* **Goal**: Extract exactly the range of lines bounded by the line containing "OCR this image." and the final line of the listing, both ends included, and no other lines.
§ §
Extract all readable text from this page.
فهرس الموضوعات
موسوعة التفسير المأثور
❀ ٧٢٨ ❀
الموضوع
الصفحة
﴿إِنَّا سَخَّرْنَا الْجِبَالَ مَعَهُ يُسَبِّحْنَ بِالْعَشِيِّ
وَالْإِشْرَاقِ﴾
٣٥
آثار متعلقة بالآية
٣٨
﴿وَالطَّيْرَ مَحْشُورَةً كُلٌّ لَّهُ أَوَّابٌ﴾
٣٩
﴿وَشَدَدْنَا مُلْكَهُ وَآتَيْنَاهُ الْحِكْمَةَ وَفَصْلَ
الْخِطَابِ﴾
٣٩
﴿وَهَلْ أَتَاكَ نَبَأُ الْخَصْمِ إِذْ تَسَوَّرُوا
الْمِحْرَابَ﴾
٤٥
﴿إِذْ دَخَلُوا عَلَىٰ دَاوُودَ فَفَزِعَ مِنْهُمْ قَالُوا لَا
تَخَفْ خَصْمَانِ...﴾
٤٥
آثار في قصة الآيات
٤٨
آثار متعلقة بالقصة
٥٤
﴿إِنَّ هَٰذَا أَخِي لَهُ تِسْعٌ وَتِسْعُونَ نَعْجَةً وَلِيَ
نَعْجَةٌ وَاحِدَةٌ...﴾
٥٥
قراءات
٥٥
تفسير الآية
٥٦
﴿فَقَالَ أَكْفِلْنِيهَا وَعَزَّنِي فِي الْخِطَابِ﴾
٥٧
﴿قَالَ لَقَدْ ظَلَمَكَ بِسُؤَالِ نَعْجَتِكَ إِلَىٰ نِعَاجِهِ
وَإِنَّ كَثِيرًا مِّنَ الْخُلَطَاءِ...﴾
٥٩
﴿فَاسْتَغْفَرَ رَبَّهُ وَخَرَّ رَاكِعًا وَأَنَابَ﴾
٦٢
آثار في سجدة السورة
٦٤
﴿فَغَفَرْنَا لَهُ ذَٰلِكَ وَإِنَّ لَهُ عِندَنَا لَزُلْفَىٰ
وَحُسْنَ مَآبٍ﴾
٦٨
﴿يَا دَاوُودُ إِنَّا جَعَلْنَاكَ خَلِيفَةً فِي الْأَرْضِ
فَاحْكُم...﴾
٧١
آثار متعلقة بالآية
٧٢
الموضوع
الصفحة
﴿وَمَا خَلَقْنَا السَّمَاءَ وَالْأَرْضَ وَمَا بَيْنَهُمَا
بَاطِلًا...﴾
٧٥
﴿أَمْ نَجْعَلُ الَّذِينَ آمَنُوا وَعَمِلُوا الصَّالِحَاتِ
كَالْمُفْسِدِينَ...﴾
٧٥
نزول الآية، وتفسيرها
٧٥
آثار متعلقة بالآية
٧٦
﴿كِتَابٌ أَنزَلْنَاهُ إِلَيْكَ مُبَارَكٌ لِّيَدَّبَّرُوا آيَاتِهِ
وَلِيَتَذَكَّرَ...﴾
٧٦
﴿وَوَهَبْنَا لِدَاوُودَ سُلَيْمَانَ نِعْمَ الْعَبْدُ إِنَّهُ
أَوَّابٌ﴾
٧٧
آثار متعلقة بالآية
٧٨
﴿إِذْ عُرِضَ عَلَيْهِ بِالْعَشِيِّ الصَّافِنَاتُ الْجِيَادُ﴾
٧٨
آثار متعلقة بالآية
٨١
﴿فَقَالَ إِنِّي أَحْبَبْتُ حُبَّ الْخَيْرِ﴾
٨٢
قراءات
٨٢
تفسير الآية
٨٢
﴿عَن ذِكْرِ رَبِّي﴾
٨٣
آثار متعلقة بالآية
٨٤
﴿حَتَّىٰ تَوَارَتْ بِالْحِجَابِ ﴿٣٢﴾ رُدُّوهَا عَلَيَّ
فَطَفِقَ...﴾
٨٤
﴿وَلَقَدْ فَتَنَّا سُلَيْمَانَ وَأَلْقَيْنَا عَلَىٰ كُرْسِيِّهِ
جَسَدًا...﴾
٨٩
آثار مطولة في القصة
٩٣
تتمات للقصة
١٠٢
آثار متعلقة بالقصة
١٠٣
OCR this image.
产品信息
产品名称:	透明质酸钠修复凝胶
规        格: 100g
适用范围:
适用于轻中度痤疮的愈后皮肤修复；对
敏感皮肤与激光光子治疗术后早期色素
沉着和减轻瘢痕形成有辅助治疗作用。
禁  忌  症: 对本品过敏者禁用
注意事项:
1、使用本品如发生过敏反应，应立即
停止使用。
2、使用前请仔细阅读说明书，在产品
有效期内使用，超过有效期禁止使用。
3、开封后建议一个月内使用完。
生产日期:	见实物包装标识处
§ §
* **Answer to this problem**:
OCR this image.
产品信息
产品名称:	透明质酸钠修复凝胶
规        格: 100g
适用范围:
适用于轻中度痤疮的愈后皮肤修复；对
敏感皮肤与激光光子治疗术后早期色素
沉着和减轻瘢痕形成有辅助治疗作用。
禁  忌  症: 对本品过敏者禁用
注意事项:
1、使用本品如发生过敏反应，应立即
停止使用。
2、使用前请仔细阅读说明书，在产品
有效期内使用，超过有效期禁止使用。
3、开封后建议一个月内使用完。
生产日期:	见实物包装标识处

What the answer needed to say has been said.